What needs to be done | The material below should be written out in full and exactly; pictures stay out of the copy.

[Data items]
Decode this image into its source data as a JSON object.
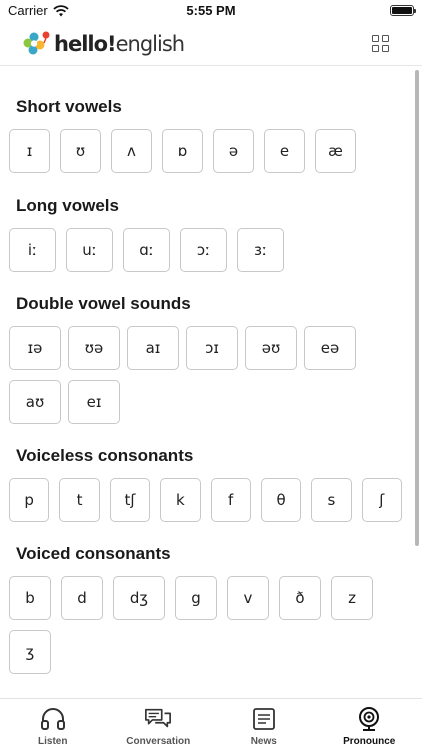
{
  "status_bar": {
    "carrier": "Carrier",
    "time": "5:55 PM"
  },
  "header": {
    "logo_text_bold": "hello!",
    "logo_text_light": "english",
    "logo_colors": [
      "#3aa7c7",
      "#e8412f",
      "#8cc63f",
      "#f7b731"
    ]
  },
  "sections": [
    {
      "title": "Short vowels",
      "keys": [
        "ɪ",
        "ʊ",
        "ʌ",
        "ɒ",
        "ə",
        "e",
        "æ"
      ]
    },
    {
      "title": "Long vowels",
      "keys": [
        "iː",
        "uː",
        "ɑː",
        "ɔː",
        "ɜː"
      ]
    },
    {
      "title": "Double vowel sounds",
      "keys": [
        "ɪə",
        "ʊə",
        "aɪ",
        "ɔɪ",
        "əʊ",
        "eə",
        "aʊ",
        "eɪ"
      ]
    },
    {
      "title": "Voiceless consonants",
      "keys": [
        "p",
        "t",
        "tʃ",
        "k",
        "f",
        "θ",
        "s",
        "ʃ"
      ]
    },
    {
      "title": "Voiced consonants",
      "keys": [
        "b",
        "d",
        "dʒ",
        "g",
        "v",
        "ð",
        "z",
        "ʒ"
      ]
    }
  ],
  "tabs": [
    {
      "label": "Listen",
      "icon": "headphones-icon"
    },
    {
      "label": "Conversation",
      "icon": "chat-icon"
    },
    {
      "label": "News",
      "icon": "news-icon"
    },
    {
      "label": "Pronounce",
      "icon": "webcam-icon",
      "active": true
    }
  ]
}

Task output |
Decode this image into its source data as a JSON object.
{
  "status_bar": {
    "carrier": "Carrier",
    "time": "5:55 PM"
  },
  "header": {
    "logo_text_bold": "hello!",
    "logo_text_light": "english",
    "logo_colors": [
      "#3aa7c7",
      "#e8412f",
      "#8cc63f",
      "#f7b731"
    ]
  },
  "sections": [
    {
      "title": "Short vowels",
      "keys": [
        "ɪ",
        "ʊ",
        "ʌ",
        "ɒ",
        "ə",
        "e",
        "æ"
      ]
    },
    {
      "title": "Long vowels",
      "keys": [
        "iː",
        "uː",
        "ɑː",
        "ɔː",
        "ɜː"
      ]
    },
    {
      "title": "Double vowel sounds",
      "keys": [
        "ɪə",
        "ʊə",
        "aɪ",
        "ɔɪ",
        "əʊ",
        "eə",
        "aʊ",
        "eɪ"
      ]
    },
    {
      "title": "Voiceless consonants",
      "keys": [
        "p",
        "t",
        "tʃ",
        "k",
        "f",
        "θ",
        "s",
        "ʃ"
      ]
    },
    {
      "title": "Voiced consonants",
      "keys": [
        "b",
        "d",
        "dʒ",
        "g",
        "v",
        "ð",
        "z",
        "ʒ"
      ]
    }
  ],
  "tabs": [
    {
      "label": "Listen",
      "icon": "headphones-icon"
    },
    {
      "label": "Conversation",
      "icon": "chat-icon"
    },
    {
      "label": "News",
      "icon": "news-icon"
    },
    {
      "label": "Pronounce",
      "icon": "webcam-icon",
      "active": true
    }
  ]
}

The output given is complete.